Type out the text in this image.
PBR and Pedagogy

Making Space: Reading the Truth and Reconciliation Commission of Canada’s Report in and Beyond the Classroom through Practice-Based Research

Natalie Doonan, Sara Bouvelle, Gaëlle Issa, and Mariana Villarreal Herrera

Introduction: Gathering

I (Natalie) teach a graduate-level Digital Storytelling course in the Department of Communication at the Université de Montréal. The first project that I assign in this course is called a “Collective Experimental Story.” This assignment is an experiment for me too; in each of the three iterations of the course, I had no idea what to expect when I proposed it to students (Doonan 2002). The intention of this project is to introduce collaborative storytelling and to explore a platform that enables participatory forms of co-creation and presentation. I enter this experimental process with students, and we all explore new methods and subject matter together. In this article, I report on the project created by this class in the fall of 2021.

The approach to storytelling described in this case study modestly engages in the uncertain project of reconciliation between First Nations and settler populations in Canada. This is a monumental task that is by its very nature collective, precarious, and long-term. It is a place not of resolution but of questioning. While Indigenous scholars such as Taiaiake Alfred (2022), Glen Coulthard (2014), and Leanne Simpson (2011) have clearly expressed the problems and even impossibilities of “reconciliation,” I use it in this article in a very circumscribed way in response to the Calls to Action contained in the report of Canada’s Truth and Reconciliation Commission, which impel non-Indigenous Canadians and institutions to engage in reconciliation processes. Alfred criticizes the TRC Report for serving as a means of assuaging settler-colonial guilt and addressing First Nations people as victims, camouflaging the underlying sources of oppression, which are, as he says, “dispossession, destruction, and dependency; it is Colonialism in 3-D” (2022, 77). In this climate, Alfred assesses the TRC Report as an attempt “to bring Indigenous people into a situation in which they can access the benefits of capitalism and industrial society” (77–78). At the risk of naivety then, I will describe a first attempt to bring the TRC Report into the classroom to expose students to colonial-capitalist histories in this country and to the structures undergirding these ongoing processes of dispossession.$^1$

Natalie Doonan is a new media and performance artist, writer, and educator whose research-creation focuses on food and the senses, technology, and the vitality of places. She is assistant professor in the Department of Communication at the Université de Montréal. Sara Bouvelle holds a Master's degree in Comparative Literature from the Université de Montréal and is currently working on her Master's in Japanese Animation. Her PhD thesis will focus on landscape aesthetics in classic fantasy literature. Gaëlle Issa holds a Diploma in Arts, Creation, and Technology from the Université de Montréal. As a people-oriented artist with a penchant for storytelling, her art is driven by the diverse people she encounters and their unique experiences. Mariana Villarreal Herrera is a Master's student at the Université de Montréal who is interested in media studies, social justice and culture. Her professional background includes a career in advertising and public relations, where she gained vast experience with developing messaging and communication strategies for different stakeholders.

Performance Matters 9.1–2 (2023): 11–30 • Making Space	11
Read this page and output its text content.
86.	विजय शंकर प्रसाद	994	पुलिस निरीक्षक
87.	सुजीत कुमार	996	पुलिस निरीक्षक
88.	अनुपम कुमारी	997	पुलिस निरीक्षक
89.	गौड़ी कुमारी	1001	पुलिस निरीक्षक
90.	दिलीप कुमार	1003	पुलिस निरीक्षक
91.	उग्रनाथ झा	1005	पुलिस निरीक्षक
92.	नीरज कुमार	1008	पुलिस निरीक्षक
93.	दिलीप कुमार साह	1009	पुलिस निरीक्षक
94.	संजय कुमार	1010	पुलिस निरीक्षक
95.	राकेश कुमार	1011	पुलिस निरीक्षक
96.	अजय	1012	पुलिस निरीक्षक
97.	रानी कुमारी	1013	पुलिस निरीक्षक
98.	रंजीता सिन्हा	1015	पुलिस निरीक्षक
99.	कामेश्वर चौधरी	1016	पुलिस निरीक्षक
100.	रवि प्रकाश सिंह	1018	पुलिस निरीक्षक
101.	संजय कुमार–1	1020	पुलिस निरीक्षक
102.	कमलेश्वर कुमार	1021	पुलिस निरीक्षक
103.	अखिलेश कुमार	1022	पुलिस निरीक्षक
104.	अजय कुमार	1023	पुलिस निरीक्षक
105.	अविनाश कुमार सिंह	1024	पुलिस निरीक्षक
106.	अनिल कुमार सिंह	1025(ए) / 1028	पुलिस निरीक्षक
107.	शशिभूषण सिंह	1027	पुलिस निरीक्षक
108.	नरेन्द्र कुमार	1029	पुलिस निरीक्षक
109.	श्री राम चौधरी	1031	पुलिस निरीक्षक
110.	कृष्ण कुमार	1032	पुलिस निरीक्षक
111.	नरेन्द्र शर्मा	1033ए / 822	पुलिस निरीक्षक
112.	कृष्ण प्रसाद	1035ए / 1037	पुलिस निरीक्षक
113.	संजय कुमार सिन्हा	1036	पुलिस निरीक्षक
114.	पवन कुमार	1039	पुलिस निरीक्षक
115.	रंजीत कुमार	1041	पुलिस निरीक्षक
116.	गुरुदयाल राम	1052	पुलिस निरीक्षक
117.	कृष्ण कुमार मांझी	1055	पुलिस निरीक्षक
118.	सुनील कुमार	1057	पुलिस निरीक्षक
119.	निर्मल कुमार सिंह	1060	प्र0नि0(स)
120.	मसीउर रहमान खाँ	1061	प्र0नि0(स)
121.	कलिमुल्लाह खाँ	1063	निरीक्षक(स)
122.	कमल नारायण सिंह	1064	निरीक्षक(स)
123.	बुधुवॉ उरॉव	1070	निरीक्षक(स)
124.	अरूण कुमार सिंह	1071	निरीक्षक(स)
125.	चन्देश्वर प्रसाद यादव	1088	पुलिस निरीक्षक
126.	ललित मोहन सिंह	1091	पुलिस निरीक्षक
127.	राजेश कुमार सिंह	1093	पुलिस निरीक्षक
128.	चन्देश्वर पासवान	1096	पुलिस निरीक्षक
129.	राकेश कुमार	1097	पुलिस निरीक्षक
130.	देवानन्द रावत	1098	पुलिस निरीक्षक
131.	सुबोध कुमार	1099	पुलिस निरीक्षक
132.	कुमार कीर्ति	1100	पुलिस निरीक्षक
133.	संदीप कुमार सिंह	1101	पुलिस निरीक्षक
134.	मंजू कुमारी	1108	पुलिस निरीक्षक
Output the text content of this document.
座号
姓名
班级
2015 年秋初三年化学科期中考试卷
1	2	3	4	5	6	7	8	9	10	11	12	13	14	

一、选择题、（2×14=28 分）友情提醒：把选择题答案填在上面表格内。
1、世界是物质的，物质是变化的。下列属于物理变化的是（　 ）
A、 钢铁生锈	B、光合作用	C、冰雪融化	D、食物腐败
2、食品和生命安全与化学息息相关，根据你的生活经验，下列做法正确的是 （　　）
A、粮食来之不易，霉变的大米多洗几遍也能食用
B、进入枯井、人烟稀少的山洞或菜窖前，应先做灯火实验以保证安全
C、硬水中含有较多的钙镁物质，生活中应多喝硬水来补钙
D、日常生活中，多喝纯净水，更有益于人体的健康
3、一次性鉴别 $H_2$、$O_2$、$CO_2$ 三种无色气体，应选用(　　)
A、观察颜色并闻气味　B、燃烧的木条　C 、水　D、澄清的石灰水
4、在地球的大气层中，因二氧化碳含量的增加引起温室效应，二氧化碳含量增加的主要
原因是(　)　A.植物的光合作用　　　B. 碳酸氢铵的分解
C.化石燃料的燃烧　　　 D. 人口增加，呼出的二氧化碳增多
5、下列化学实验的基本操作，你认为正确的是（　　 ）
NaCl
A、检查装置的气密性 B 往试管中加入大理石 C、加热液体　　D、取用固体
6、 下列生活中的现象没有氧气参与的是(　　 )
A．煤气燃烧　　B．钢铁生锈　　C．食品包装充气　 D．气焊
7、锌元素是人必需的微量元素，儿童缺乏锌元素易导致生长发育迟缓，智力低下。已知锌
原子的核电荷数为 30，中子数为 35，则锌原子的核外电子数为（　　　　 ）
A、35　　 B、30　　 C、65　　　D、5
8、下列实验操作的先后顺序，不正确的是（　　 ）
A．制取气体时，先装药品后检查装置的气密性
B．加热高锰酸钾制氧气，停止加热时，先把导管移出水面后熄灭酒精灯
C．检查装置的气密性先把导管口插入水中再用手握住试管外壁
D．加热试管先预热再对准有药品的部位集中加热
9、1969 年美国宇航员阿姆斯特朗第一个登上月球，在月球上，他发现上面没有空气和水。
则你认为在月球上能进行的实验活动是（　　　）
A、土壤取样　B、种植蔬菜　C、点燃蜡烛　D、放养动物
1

----

== What you have to do ==
Which lines in the listing above hold the word "钢铁生锈"? Show each of them.

== Worked solution ==
A、 钢铁生锈	B、光合作用	C、冰雪融化	D、食物腐败
A．煤气燃烧　　B．钢铁生锈　　C．食品包装充气　 D．气焊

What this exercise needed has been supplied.